(Data items)
== == ==

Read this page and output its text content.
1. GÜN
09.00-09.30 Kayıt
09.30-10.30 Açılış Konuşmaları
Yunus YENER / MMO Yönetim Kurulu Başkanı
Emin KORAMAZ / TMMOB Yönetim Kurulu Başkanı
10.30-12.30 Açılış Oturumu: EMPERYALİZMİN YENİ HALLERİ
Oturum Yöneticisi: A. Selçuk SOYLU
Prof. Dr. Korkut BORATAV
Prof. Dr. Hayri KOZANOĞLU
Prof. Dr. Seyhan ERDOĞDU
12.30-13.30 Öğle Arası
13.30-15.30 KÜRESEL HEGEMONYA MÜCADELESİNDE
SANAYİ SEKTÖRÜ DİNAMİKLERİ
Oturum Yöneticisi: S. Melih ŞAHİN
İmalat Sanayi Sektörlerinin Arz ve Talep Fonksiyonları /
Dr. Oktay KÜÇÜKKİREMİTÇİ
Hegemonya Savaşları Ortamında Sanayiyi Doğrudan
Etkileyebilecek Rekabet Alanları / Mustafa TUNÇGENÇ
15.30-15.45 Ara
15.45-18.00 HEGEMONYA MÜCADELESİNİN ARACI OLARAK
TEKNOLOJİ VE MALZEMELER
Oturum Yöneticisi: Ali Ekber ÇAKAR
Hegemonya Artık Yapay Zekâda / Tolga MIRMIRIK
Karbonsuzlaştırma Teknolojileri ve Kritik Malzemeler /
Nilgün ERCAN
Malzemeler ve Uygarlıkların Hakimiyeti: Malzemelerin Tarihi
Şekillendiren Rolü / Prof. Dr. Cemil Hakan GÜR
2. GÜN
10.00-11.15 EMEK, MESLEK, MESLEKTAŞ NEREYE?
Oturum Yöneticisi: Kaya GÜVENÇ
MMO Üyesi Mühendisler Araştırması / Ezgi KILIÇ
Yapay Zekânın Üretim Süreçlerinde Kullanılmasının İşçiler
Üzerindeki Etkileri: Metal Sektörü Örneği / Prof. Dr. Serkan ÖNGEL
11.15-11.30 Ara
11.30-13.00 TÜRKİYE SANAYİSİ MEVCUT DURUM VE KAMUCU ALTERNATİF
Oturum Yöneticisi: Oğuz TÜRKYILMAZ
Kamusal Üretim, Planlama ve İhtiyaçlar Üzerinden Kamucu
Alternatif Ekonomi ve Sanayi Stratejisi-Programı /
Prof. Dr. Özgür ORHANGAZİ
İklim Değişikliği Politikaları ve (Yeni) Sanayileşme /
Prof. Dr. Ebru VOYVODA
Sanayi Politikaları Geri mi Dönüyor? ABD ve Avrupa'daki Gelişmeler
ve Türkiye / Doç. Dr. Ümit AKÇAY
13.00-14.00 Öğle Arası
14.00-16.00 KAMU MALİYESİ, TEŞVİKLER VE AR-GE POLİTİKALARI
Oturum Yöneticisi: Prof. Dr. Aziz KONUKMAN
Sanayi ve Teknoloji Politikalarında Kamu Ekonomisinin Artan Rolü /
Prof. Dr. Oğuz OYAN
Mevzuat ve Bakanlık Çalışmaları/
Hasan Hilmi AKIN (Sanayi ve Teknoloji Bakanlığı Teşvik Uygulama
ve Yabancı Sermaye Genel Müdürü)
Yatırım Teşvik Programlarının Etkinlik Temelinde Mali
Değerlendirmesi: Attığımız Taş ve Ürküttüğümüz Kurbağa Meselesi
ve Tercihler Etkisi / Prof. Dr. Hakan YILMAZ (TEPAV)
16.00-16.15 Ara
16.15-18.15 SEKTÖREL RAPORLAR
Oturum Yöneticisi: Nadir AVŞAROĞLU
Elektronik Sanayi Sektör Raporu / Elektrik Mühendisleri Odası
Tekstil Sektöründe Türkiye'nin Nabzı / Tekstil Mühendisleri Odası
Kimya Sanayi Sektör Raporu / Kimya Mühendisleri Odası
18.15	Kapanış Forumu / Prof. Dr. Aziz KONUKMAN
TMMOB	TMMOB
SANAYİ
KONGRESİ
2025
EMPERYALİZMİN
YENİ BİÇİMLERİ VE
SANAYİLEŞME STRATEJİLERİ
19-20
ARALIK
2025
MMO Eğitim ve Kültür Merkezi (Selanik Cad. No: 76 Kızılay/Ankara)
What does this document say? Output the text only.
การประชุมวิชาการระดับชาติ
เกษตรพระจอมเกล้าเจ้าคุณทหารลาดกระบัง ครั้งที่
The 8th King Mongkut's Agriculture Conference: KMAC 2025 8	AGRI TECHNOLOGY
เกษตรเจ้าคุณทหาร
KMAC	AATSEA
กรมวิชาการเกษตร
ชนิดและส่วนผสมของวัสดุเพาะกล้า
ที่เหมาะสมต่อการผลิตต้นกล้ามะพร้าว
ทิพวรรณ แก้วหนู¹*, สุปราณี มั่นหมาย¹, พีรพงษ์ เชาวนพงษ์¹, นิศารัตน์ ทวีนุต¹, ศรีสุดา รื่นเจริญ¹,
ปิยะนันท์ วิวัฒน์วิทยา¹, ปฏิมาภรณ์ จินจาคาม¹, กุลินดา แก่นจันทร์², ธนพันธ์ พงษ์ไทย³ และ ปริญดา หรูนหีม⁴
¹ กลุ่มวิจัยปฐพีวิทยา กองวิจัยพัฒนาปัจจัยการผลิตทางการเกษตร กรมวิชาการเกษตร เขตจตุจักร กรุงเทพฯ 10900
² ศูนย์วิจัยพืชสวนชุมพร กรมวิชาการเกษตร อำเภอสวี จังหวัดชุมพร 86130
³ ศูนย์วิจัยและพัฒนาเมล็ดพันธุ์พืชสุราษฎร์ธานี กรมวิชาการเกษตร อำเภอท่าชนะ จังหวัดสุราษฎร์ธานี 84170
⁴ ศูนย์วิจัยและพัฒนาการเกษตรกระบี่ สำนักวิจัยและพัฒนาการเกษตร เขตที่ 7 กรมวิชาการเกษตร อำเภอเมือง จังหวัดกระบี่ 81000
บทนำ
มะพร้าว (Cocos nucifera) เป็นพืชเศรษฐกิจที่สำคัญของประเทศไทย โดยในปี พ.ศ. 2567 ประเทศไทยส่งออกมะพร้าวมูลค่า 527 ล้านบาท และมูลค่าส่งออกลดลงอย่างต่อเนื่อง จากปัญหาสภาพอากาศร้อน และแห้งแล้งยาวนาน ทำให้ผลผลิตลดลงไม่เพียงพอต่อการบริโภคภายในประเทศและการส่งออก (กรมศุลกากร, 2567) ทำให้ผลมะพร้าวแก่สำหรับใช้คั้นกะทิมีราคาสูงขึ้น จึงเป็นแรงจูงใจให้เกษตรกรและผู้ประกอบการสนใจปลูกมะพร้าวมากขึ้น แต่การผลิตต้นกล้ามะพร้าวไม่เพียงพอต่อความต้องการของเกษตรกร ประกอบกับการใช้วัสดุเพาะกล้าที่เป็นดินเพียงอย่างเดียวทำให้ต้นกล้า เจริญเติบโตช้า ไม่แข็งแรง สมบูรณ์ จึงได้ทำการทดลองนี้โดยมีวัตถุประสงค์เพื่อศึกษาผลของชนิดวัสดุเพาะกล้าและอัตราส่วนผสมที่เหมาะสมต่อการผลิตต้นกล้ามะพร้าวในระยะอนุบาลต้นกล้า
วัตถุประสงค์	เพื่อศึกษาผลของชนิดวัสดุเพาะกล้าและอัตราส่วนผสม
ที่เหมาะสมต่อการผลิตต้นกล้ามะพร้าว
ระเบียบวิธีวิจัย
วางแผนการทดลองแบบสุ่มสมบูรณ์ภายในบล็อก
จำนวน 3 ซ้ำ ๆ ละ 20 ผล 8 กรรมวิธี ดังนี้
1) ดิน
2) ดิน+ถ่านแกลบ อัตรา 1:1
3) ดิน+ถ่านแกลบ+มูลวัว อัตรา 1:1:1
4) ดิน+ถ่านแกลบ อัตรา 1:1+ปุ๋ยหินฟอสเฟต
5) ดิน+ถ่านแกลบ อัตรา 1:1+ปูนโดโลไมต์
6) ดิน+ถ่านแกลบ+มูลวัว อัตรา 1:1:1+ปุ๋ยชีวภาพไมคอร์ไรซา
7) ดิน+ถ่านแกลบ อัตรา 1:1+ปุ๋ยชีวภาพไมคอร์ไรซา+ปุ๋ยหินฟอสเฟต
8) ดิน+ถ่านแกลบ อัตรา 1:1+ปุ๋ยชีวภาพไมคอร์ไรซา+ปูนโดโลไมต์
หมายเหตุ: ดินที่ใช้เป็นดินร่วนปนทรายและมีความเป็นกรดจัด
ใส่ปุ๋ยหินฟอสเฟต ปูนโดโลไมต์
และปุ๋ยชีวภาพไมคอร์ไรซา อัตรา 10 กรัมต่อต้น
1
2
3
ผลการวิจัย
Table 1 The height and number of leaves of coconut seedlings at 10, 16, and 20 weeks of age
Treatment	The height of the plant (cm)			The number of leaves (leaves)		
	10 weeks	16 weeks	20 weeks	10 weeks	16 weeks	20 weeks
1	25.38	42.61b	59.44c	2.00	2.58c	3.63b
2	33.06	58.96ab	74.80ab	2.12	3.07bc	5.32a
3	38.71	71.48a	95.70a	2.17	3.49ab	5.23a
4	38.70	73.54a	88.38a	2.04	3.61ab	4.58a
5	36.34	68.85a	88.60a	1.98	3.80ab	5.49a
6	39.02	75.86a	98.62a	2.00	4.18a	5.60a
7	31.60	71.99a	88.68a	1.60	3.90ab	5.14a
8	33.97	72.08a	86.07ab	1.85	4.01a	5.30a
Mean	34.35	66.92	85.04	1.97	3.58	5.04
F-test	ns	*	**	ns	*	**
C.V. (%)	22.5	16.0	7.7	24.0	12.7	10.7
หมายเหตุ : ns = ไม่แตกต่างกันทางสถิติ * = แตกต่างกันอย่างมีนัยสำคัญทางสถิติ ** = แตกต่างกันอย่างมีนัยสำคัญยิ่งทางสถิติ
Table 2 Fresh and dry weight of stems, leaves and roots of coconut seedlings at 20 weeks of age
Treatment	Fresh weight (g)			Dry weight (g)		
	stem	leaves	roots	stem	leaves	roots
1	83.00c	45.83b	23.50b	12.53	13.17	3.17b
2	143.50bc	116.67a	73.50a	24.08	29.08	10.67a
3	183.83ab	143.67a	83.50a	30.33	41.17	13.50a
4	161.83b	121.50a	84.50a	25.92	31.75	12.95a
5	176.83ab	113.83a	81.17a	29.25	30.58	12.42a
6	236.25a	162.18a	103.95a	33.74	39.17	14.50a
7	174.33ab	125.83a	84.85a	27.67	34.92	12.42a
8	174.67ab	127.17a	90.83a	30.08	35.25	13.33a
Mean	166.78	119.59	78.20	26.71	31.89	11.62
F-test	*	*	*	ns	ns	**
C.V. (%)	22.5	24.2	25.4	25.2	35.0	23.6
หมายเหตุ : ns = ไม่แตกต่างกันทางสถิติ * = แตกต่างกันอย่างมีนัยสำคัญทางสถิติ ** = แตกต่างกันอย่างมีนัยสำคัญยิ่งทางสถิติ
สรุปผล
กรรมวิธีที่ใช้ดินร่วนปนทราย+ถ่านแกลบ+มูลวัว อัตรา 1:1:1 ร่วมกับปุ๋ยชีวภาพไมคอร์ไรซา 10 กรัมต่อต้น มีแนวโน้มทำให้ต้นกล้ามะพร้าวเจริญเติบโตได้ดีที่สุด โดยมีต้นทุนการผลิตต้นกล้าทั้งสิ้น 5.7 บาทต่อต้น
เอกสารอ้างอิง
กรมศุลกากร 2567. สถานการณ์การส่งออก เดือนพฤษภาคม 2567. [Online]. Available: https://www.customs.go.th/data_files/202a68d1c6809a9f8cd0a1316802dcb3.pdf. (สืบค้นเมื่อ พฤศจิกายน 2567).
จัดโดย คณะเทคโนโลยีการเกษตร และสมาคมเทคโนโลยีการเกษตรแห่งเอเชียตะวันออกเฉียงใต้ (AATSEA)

== == ==

What to produce — A number is the only answer here: how many lines of the material above contain "Mühendisleri"?

Answer to this task — 3